» SUPPLIED MATERIAL
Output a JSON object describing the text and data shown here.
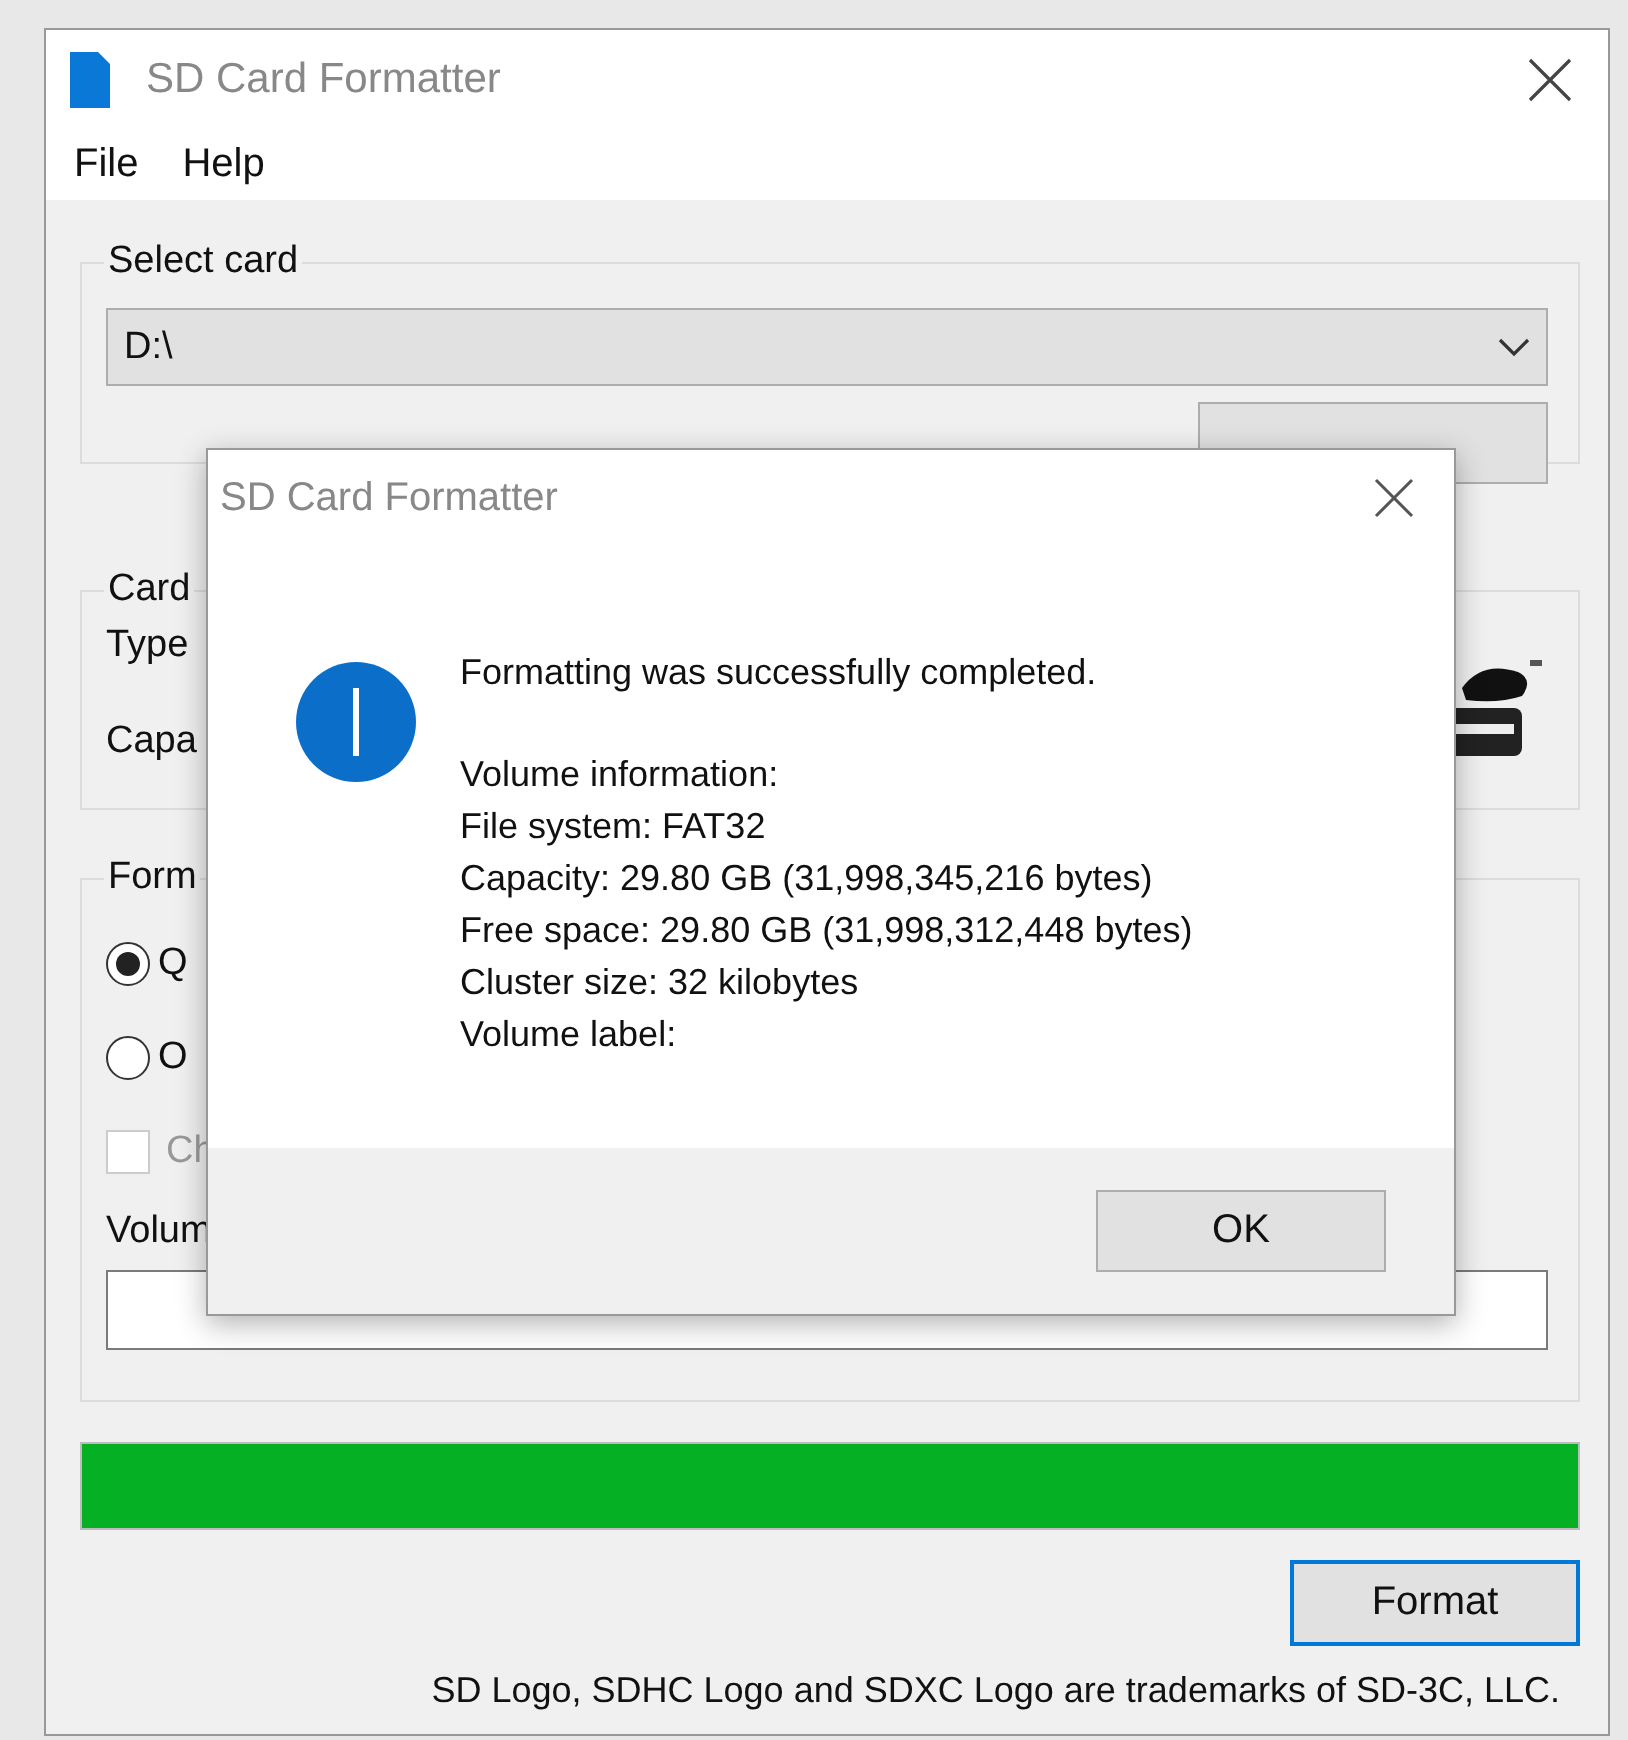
{
  "main_window": {
    "title": "SD Card Formatter",
    "menu": [
      "File",
      "Help"
    ],
    "select_card": {
      "label": "Select card",
      "drive": "D:\\"
    },
    "card_info": {
      "label": "Card",
      "type_label": "Type",
      "capacity_label": "Capa"
    },
    "formatting": {
      "label": "Form",
      "options": [
        {
          "label": "Q",
          "selected": true
        },
        {
          "label": "O",
          "selected": false
        }
      ],
      "checkbox": {
        "label": "Ch",
        "checked": false,
        "disabled": true
      },
      "volume_label": "Volum"
    },
    "progress": {
      "level": 1
    },
    "format_button": "Format",
    "trademark": "SD Logo, SDHC Logo and SDXC Logo are trademarks of SD-3C, LLC."
  },
  "dialog": {
    "title": "SD Card Formatter",
    "message": "Formatting was successfully completed.",
    "details": [
      "Volume information:",
      "File system: FAT32",
      "Capacity: 29.80 GB (31,998,345,216 bytes)",
      "Free space: 29.80 GB (31,998,312,448 bytes)",
      "Cluster size: 32 kilobytes",
      "Volume label:"
    ],
    "ok_button": "OK"
  }
}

» PROBLEM REQUIREMENTS
Drop the images and quote the entries word for word.

» REPLY
Output a JSON object describing the text and data shown here.
{
  "main_window": {
    "title": "SD Card Formatter",
    "menu": [
      "File",
      "Help"
    ],
    "select_card": {
      "label": "Select card",
      "drive": "D:\\"
    },
    "card_info": {
      "label": "Card",
      "type_label": "Type",
      "capacity_label": "Capa"
    },
    "formatting": {
      "label": "Form",
      "options": [
        {
          "label": "Q",
          "selected": true
        },
        {
          "label": "O",
          "selected": false
        }
      ],
      "checkbox": {
        "label": "Ch",
        "checked": false,
        "disabled": true
      },
      "volume_label": "Volum"
    },
    "progress": {
      "level": 1
    },
    "format_button": "Format",
    "trademark": "SD Logo, SDHC Logo and SDXC Logo are trademarks of SD-3C, LLC."
  },
  "dialog": {
    "title": "SD Card Formatter",
    "message": "Formatting was successfully completed.",
    "details": [
      "Volume information:",
      "File system: FAT32",
      "Capacity: 29.80 GB (31,998,345,216 bytes)",
      "Free space: 29.80 GB (31,998,312,448 bytes)",
      "Cluster size: 32 kilobytes",
      "Volume label:"
    ],
    "ok_button": "OK"
  }
}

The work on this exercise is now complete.